Supplied text:
Learn R Programming

flexPM (version 2.0)

flexPM: Flexible Modeling of Survival Data

Description

Fit a flexible parametric regression model to possibly right-censored, left-truncated data.

Usage

flexPM(formula, data, weights, df = 3, degree = 3, knots, maxit, tol = 1e-6)

Arguments

formula
an object of class “formula”: a symbolic description of the model to be fitted. The response must be a survival object as returned by the Surv function. See ‘Details’.

data
an optional data frame, list or environment (or object coercible by as.data.frame to a data frame) containing the variables in the model. If missing, the variables are taken from environment(formula).
weights
optional weights to be used during the fitting process.
df
the degrees of freedom of the B-spline that describes $u(T)$ (see ‘Details’).
degree
the degree of the polynomial of the B-spline that describes $u(T)$.
knots
the internal knots of the B-spline that describes $u(T)$.
maxit
maximum number of iterations of the Newton-Raphson algorithm. If missing, a default value based on the number of free parameters is used.
tol
tolerance for the Newton-Raphson algorithm.

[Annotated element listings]
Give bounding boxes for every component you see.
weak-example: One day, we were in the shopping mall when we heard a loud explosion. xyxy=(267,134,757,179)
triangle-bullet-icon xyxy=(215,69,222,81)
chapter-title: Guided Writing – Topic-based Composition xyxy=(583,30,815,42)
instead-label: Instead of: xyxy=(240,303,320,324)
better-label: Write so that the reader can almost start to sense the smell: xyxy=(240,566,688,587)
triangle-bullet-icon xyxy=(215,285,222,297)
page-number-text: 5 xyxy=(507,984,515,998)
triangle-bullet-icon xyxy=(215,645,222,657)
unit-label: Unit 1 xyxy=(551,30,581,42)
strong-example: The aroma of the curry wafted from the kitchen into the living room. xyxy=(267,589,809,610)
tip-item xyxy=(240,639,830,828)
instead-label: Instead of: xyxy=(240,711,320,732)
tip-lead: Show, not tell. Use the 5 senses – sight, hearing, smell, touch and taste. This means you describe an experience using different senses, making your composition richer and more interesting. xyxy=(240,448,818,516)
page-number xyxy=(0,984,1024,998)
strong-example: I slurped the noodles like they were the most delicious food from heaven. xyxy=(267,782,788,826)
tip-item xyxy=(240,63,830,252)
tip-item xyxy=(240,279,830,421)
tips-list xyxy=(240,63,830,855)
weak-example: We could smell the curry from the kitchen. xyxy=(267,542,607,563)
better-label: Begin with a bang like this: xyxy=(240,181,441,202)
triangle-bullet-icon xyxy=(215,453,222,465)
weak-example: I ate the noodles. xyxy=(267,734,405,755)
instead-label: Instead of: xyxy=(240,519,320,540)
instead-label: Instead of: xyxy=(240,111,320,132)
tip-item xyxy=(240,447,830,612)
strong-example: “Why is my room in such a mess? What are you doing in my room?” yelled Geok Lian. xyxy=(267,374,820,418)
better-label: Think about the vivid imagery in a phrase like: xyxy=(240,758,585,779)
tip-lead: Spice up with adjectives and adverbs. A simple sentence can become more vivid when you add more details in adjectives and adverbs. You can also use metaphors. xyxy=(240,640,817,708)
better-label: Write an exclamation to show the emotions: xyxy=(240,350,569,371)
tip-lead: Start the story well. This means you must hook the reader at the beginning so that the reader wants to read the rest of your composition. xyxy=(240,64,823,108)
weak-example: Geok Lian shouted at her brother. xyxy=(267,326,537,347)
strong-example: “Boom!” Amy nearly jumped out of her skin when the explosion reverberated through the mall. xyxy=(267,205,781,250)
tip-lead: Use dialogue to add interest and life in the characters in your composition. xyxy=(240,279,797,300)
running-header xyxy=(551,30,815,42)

--

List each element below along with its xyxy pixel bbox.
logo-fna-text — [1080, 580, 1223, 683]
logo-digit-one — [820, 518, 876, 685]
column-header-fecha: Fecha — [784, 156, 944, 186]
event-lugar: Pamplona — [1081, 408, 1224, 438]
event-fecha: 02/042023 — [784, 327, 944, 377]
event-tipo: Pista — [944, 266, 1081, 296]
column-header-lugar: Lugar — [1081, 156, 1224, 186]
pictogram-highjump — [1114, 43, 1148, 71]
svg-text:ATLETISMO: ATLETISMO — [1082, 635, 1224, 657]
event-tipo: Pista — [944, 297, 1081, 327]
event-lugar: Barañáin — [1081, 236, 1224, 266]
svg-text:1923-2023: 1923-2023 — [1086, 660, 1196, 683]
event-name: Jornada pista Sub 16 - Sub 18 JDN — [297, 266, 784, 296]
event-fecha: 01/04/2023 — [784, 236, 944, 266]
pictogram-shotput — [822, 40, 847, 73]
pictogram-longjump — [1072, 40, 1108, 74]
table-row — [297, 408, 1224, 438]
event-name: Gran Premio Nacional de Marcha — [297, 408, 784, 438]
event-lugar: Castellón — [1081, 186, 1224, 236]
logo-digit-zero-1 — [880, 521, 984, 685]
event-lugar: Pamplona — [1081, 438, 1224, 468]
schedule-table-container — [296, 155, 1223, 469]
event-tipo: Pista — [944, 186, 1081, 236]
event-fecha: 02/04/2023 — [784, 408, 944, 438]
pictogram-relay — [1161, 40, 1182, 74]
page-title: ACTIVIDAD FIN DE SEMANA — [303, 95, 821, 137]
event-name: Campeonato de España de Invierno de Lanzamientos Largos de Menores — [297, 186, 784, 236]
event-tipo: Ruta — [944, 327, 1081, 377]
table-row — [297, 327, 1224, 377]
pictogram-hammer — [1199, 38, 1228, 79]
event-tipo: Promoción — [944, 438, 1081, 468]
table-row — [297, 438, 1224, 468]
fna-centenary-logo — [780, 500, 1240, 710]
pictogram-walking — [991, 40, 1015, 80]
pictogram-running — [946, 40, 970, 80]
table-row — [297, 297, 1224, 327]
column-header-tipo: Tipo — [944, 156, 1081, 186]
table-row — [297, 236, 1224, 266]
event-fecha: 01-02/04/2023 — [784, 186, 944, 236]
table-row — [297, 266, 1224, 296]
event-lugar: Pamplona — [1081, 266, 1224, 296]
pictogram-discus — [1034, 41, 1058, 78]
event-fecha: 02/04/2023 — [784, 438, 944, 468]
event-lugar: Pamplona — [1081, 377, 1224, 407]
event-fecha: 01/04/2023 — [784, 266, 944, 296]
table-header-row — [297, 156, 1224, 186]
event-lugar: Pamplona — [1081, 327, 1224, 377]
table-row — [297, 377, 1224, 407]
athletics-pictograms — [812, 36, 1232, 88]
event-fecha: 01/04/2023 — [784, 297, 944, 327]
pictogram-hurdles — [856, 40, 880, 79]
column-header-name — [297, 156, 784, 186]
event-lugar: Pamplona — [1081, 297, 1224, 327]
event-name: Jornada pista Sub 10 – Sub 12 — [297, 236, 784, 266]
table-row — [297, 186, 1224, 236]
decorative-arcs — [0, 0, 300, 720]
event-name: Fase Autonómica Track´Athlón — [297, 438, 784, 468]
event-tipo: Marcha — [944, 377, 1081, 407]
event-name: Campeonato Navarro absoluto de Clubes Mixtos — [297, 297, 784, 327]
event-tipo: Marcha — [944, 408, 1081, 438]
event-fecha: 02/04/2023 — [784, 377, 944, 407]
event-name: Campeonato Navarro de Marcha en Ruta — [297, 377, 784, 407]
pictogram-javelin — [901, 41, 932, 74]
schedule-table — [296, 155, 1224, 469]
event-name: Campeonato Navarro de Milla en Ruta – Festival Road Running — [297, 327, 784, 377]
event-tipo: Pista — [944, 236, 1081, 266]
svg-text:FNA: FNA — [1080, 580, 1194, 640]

Task to complete: Copy everything from "Fit a flexible" down to "knots, maxit, tol = 1e-6)" in the flexPM help page, changing "right-censored" to "interval-censored".

Solved problem:
Fit a flexible parametric regression model to possibly interval-censored, left-truncated data.

Usage

flexPM(formula, data, weights, df = 3, degree = 3, knots, maxit, tol = 1e-6)